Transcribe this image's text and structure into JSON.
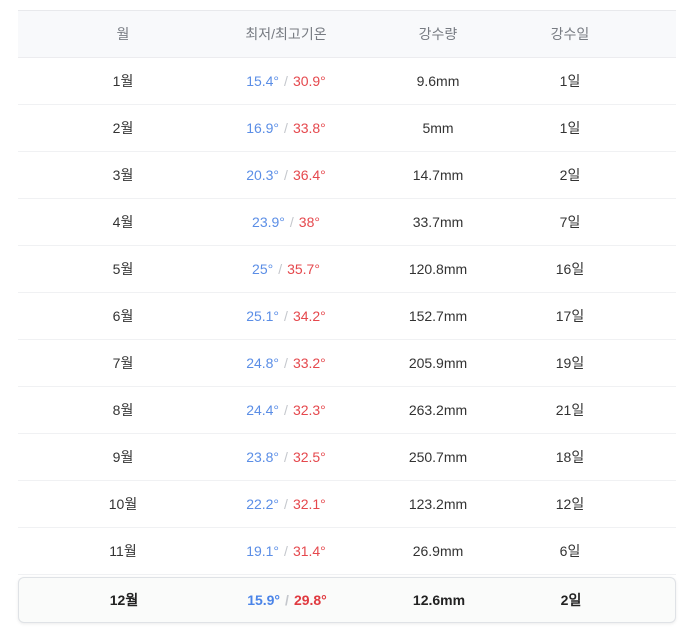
{
  "headers": {
    "month": "월",
    "temp": "최저/최고기온",
    "rain": "강수량",
    "days": "강수일"
  },
  "separator": "/",
  "rows": [
    {
      "month": "1월",
      "low": "15.4°",
      "high": "30.9°",
      "rain": "9.6mm",
      "days": "1일"
    },
    {
      "month": "2월",
      "low": "16.9°",
      "high": "33.8°",
      "rain": "5mm",
      "days": "1일"
    },
    {
      "month": "3월",
      "low": "20.3°",
      "high": "36.4°",
      "rain": "14.7mm",
      "days": "2일"
    },
    {
      "month": "4월",
      "low": "23.9°",
      "high": "38°",
      "rain": "33.7mm",
      "days": "7일"
    },
    {
      "month": "5월",
      "low": "25°",
      "high": "35.7°",
      "rain": "120.8mm",
      "days": "16일"
    },
    {
      "month": "6월",
      "low": "25.1°",
      "high": "34.2°",
      "rain": "152.7mm",
      "days": "17일"
    },
    {
      "month": "7월",
      "low": "24.8°",
      "high": "33.2°",
      "rain": "205.9mm",
      "days": "19일"
    },
    {
      "month": "8월",
      "low": "24.4°",
      "high": "32.3°",
      "rain": "263.2mm",
      "days": "21일"
    },
    {
      "month": "9월",
      "low": "23.8°",
      "high": "32.5°",
      "rain": "250.7mm",
      "days": "18일"
    },
    {
      "month": "10월",
      "low": "22.2°",
      "high": "32.1°",
      "rain": "123.2mm",
      "days": "12일"
    },
    {
      "month": "11월",
      "low": "19.1°",
      "high": "31.4°",
      "rain": "26.9mm",
      "days": "6일"
    },
    {
      "month": "12월",
      "low": "15.9°",
      "high": "29.8°",
      "rain": "12.6mm",
      "days": "2일"
    }
  ],
  "highlighted_row": 11,
  "colors": {
    "low_temp": "#5b8ee6",
    "high_temp": "#e5484d",
    "header_bg": "#f8f9fb",
    "header_text": "#777b82"
  }
}
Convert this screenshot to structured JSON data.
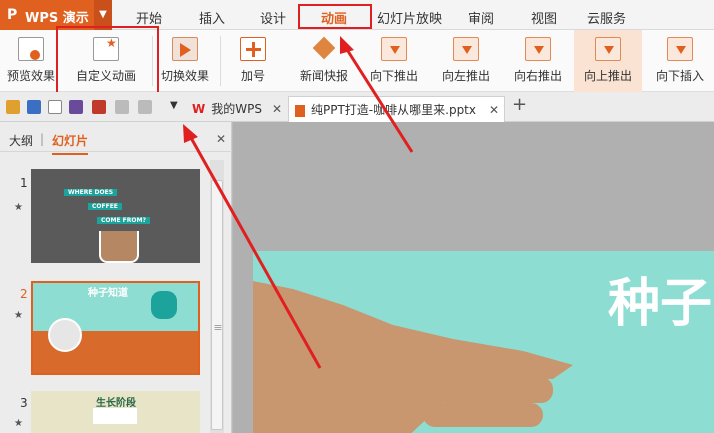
{
  "app": {
    "logo": "P",
    "name": "WPS 演示"
  },
  "menu_tabs": [
    "开始",
    "插入",
    "设计",
    "动画",
    "幻灯片放映",
    "审阅",
    "视图",
    "云服务"
  ],
  "ribbon_buttons": [
    "预览效果",
    "自定义动画",
    "切换效果",
    "加号",
    "新闻快报",
    "向下推出",
    "向左推出",
    "向右推出",
    "向上推出",
    "向下插入"
  ],
  "doc_tabs": {
    "home": "我的WPS",
    "file": "纯PPT打造-咖啡从哪里来.pptx",
    "add": "+"
  },
  "sidebar": {
    "tab_outline": "大纲",
    "tab_slides": "幻灯片",
    "close": "✕"
  },
  "slides": [
    {
      "num": "1",
      "lines": [
        "WHERE DOES",
        "COFFEE",
        "COME FROM?"
      ]
    },
    {
      "num": "2",
      "title": "种子知道"
    },
    {
      "num": "3",
      "title": "生长阶段"
    }
  ],
  "slide_title": "种子",
  "colors": {
    "accent": "#e0601f",
    "highlight": "#e02020",
    "slide_bg": "#8dddd2"
  }
}
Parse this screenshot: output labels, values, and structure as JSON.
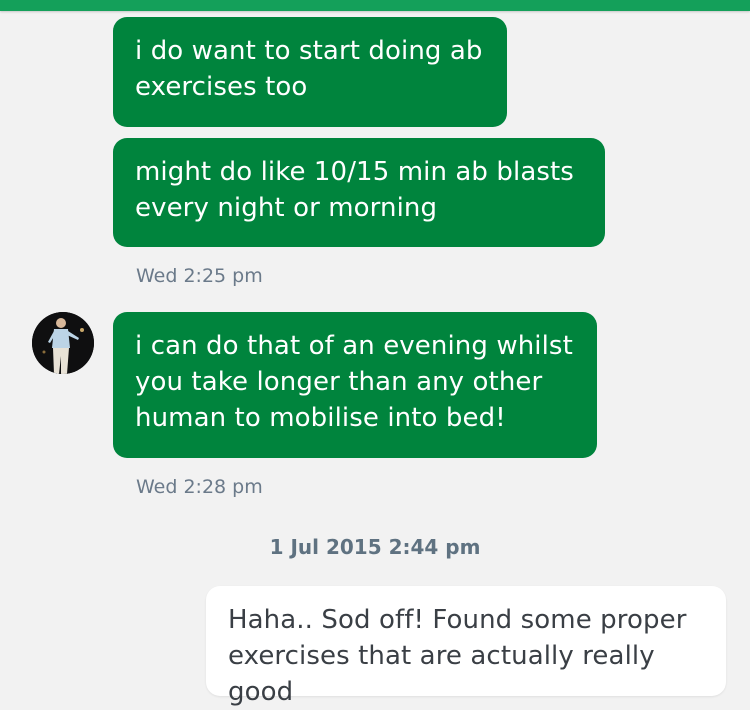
{
  "colors": {
    "top_bar": "#14a05a",
    "incoming_bubble": "#00843d",
    "incoming_text": "#ffffff",
    "outgoing_bubble": "#ffffff",
    "outgoing_text": "#3a3f45",
    "timestamp": "#6b7a8a",
    "background": "#f2f2f2"
  },
  "messages": [
    {
      "direction": "incoming",
      "text": "i do want to start doing ab\nexercises too"
    },
    {
      "direction": "incoming",
      "text": "might do like 10/15 min ab blasts\nevery night or morning"
    },
    {
      "type": "time",
      "text": "Wed 2:25 pm"
    },
    {
      "direction": "incoming",
      "avatar": "contact-avatar",
      "text": "i can do that of an evening whilst\nyou take longer than any other\nhuman to mobilise into bed!"
    },
    {
      "type": "time",
      "text": "Wed 2:28 pm"
    },
    {
      "type": "day_separator",
      "text": "1 Jul 2015 2:44 pm"
    },
    {
      "direction": "outgoing",
      "text": "Haha.. Sod off! Found some proper\nexercises that are actually really good"
    }
  ]
}
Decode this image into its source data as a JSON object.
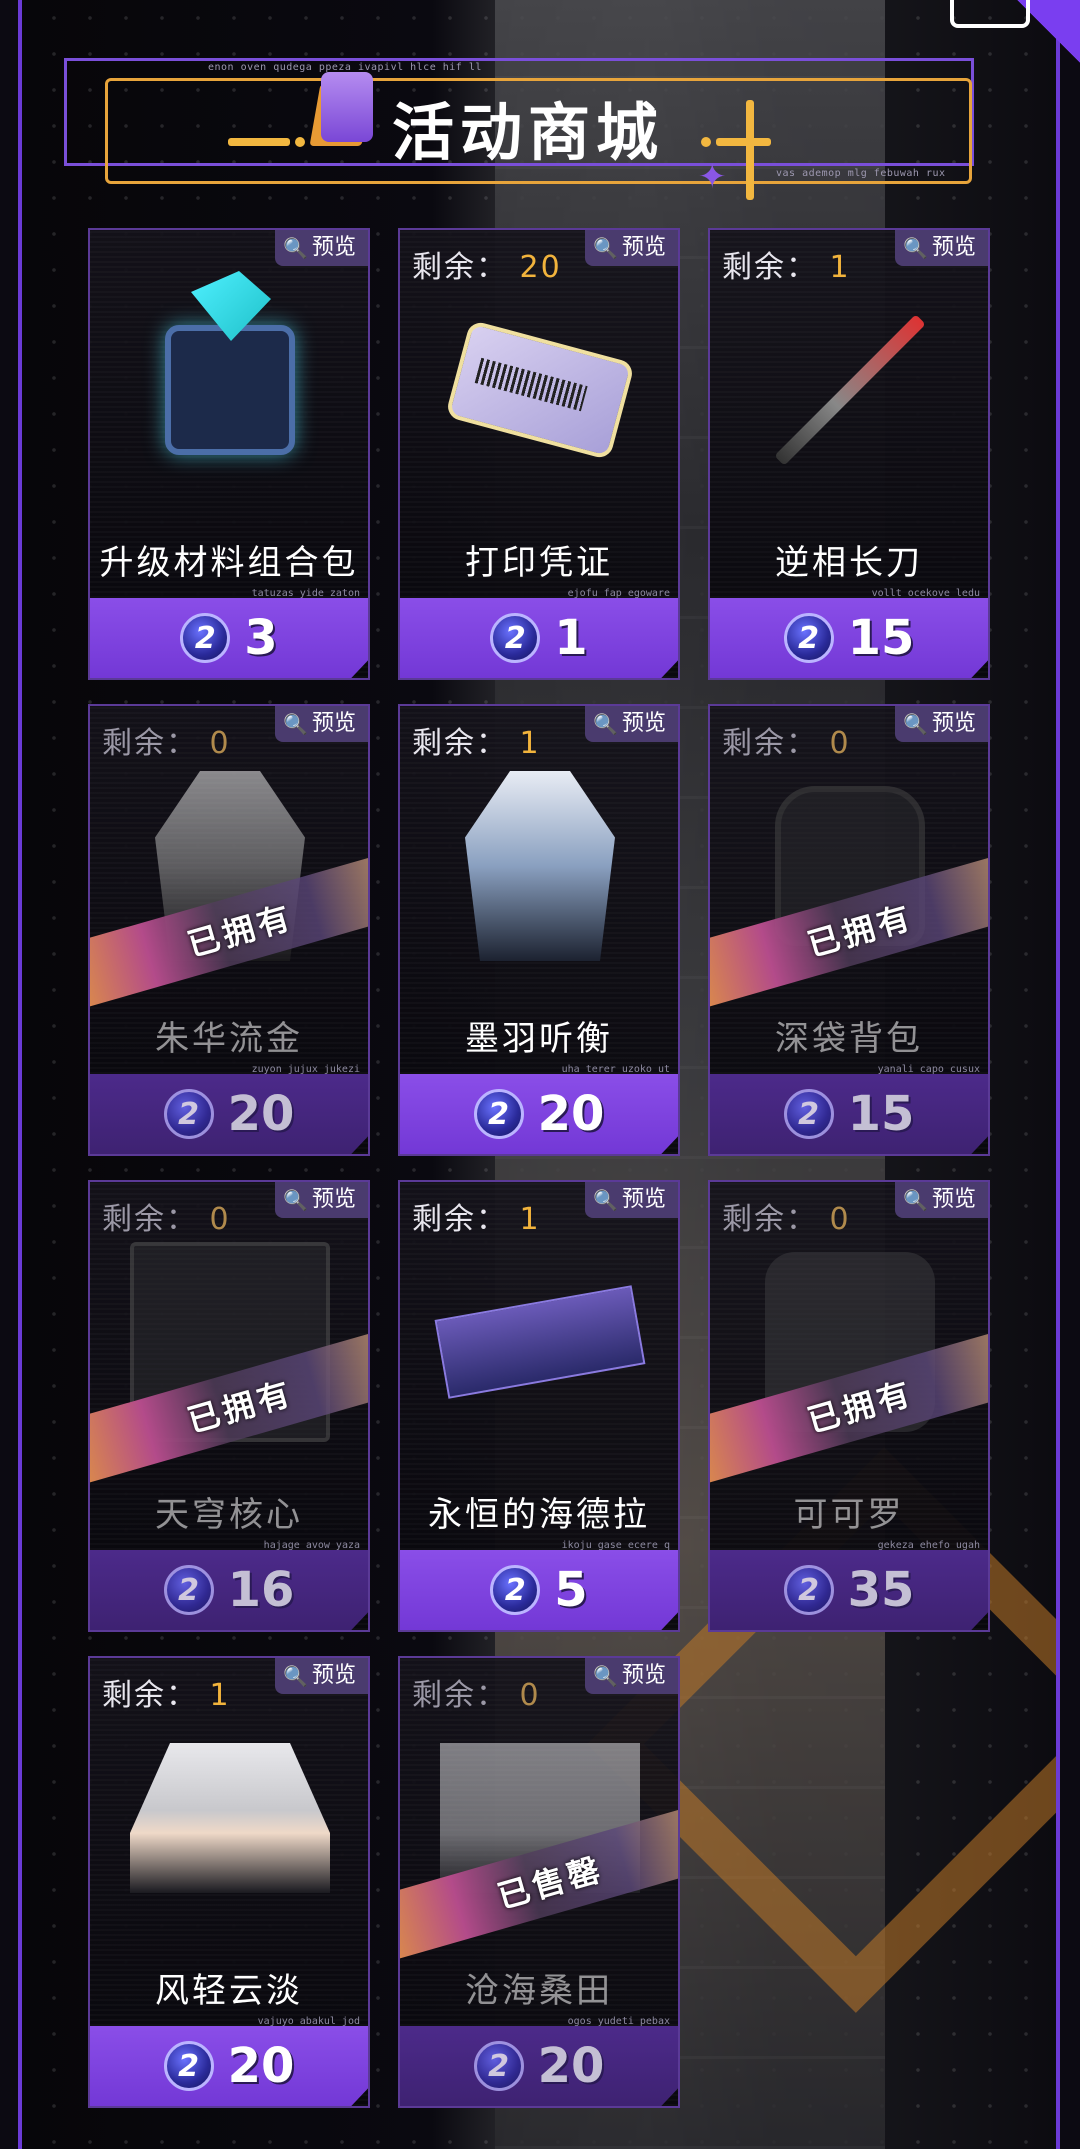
{
  "header": {
    "title": "活动商城",
    "tiny_text_top": "enon oven qudega ppeza ivapivl hlce hif ll",
    "tiny_text_bottom": "vas ademop mlg febuwah rux"
  },
  "labels": {
    "preview": "预览",
    "stock_prefix": "剩余：",
    "owned": "已拥有",
    "sold_out": "已售罄",
    "coin_symbol": "2"
  },
  "items": [
    {
      "name": "升级材料组合包",
      "sub": "tatuzas yide zaton",
      "stock": "",
      "price": "3",
      "state": "available"
    },
    {
      "name": "打印凭证",
      "sub": "ejofu fap egoware",
      "stock": "20",
      "price": "1",
      "state": "available"
    },
    {
      "name": "逆相长刀",
      "sub": "vollt ocekove ledu",
      "stock": "1",
      "price": "15",
      "state": "available"
    },
    {
      "name": "朱华流金",
      "sub": "zuyon jujux jukezi",
      "stock": "0",
      "price": "20",
      "state": "owned"
    },
    {
      "name": "墨羽听衡",
      "sub": "uha terer uzoko ut",
      "stock": "1",
      "price": "20",
      "state": "available"
    },
    {
      "name": "深袋背包",
      "sub": "yanali capo cusux",
      "stock": "0",
      "price": "15",
      "state": "owned"
    },
    {
      "name": "天穹核心",
      "sub": "hajage avow yaza",
      "stock": "0",
      "price": "16",
      "state": "owned"
    },
    {
      "name": "永恒的海德拉",
      "sub": "ikoju gase ecere q",
      "stock": "1",
      "price": "5",
      "state": "available"
    },
    {
      "name": "可可罗",
      "sub": "gekeza ehefo ugah",
      "stock": "0",
      "price": "35",
      "state": "owned"
    },
    {
      "name": "风轻云淡",
      "sub": "vajuyo abakul jod",
      "stock": "1",
      "price": "20",
      "state": "available"
    },
    {
      "name": "沧海桑田",
      "sub": "ogos yudeti pebax",
      "stock": "0",
      "price": "20",
      "state": "sold_out"
    }
  ]
}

========================

Directions: Every record is to be reproduced exactly, with no pictures included.

Exercise solution:
Transcribe this image's text and structure into JSON.
{
  "headers": {
    "month": "월",
    "temp": "최저/최고기온",
    "rain": "강수량",
    "days": "강수일"
  },
  "separator": "/",
  "rows": [
    {
      "month": "1월",
      "low": "15.4°",
      "high": "30.9°",
      "rain": "9.6mm",
      "days": "1일"
    },
    {
      "month": "2월",
      "low": "16.9°",
      "high": "33.8°",
      "rain": "5mm",
      "days": "1일"
    },
    {
      "month": "3월",
      "low": "20.3°",
      "high": "36.4°",
      "rain": "14.7mm",
      "days": "2일"
    },
    {
      "month": "4월",
      "low": "23.9°",
      "high": "38°",
      "rain": "33.7mm",
      "days": "7일"
    },
    {
      "month": "5월",
      "low": "25°",
      "high": "35.7°",
      "rain": "120.8mm",
      "days": "16일"
    },
    {
      "month": "6월",
      "low": "25.1°",
      "high": "34.2°",
      "rain": "152.7mm",
      "days": "17일"
    },
    {
      "month": "7월",
      "low": "24.8°",
      "high": "33.2°",
      "rain": "205.9mm",
      "days": "19일"
    },
    {
      "month": "8월",
      "low": "24.4°",
      "high": "32.3°",
      "rain": "263.2mm",
      "days": "21일"
    },
    {
      "month": "9월",
      "low": "23.8°",
      "high": "32.5°",
      "rain": "250.7mm",
      "days": "18일"
    },
    {
      "month": "10월",
      "low": "22.2°",
      "high": "32.1°",
      "rain": "123.2mm",
      "days": "12일"
    },
    {
      "month": "11월",
      "low": "19.1°",
      "high": "31.4°",
      "rain": "26.9mm",
      "days": "6일"
    },
    {
      "month": "12월",
      "low": "15.9°",
      "high": "29.8°",
      "rain": "12.6mm",
      "days": "2일"
    }
  ],
  "highlighted_row": 11,
  "colors": {
    "low_temp": "#5b8ee6",
    "high_temp": "#e5484d",
    "header_bg": "#f8f9fb",
    "header_text": "#777b82"
  }
}
Convert this screenshot to structured JSON data.
{
  "app": {
    "logo": "P",
    "name": "WPS 演示"
  },
  "menu_tabs": [
    "开始",
    "插入",
    "设计",
    "动画",
    "幻灯片放映",
    "审阅",
    "视图",
    "云服务"
  ],
  "ribbon_buttons": [
    "预览效果",
    "自定义动画",
    "切换效果",
    "加号",
    "新闻快报",
    "向下推出",
    "向左推出",
    "向右推出",
    "向上推出",
    "向下插入"
  ],
  "doc_tabs": {
    "home": "我的WPS",
    "file": "纯PPT打造-咖啡从哪里来.pptx",
    "add": "+"
  },
  "sidebar": {
    "tab_outline": "大纲",
    "tab_slides": "幻灯片",
    "close": "✕"
  },
  "slides": [
    {
      "num": "1",
      "lines": [
        "WHERE DOES",
        "COFFEE",
        "COME FROM?"
      ]
    },
    {
      "num": "2",
      "title": "种子知道"
    },
    {
      "num": "3",
      "title": "生长阶段"
    }
  ],
  "slide_title": "种子",
  "colors": {
    "accent": "#e0601f",
    "highlight": "#e02020",
    "slide_bg": "#8dddd2"
  }
}
Parse this screenshot: output labels, values, and structure as JSON.
{
  "colors": {
    "top_bar": "#14a05a",
    "incoming_bubble": "#00843d",
    "incoming_text": "#ffffff",
    "outgoing_bubble": "#ffffff",
    "outgoing_text": "#3a3f45",
    "timestamp": "#6b7a8a",
    "background": "#f2f2f2"
  },
  "messages": [
    {
      "direction": "incoming",
      "text": "i do want to start doing ab\nexercises too"
    },
    {
      "direction": "incoming",
      "text": "might do like 10/15 min ab blasts\nevery night or morning"
    },
    {
      "type": "time",
      "text": "Wed 2:25 pm"
    },
    {
      "direction": "incoming",
      "avatar": "contact-avatar",
      "text": "i can do that of an evening whilst\nyou take longer than any other\nhuman to mobilise into bed!"
    },
    {
      "type": "time",
      "text": "Wed 2:28 pm"
    },
    {
      "type": "day_separator",
      "text": "1 Jul 2015 2:44 pm"
    },
    {
      "direction": "outgoing",
      "text": "Haha.. Sod off! Found some proper\nexercises that are actually really good"
    }
  ]
}
Decode this image into its source data as a JSON object.
{
  "header": {
    "title": "活动商城",
    "tiny_text_top": "enon oven qudega ppeza ivapivl hlce hif ll",
    "tiny_text_bottom": "vas ademop mlg febuwah rux"
  },
  "labels": {
    "preview": "预览",
    "stock_prefix": "剩余：",
    "owned": "已拥有",
    "sold_out": "已售罄",
    "coin_symbol": "2"
  },
  "items": [
    {
      "name": "升级材料组合包",
      "sub": "tatuzas yide zaton",
      "stock": "",
      "price": "3",
      "state": "available"
    },
    {
      "name": "打印凭证",
      "sub": "ejofu fap egoware",
      "stock": "20",
      "price": "1",
      "state": "available"
    },
    {
      "name": "逆相长刀",
      "sub": "vollt ocekove ledu",
      "stock": "1",
      "price": "15",
      "state": "available"
    },
    {
      "name": "朱华流金",
      "sub": "zuyon jujux jukezi",
      "stock": "0",
      "price": "20",
      "state": "owned"
    },
    {
      "name": "墨羽听衡",
      "sub": "uha terer uzoko ut",
      "stock": "1",
      "price": "20",
      "state": "available"
    },
    {
      "name": "深袋背包",
      "sub": "yanali capo cusux",
      "stock": "0",
      "price": "15",
      "state": "owned"
    },
    {
      "name": "天穹核心",
      "sub": "hajage avow yaza",
      "stock": "0",
      "price": "16",
      "state": "owned"
    },
    {
      "name": "永恒的海德拉",
      "sub": "ikoju gase ecere q",
      "stock": "1",
      "price": "5",
      "state": "available"
    },
    {
      "name": "可可罗",
      "sub": "gekeza ehefo ugah",
      "stock": "0",
      "price": "35",
      "state": "owned"
    },
    {
      "name": "风轻云淡",
      "sub": "vajuyo abakul jod",
      "stock": "1",
      "price": "20",
      "state": "available"
    },
    {
      "name": "沧海桑田",
      "sub": "ogos yudeti pebax",
      "stock": "0",
      "price": "20",
      "state": "sold_out"
    }
  ]
}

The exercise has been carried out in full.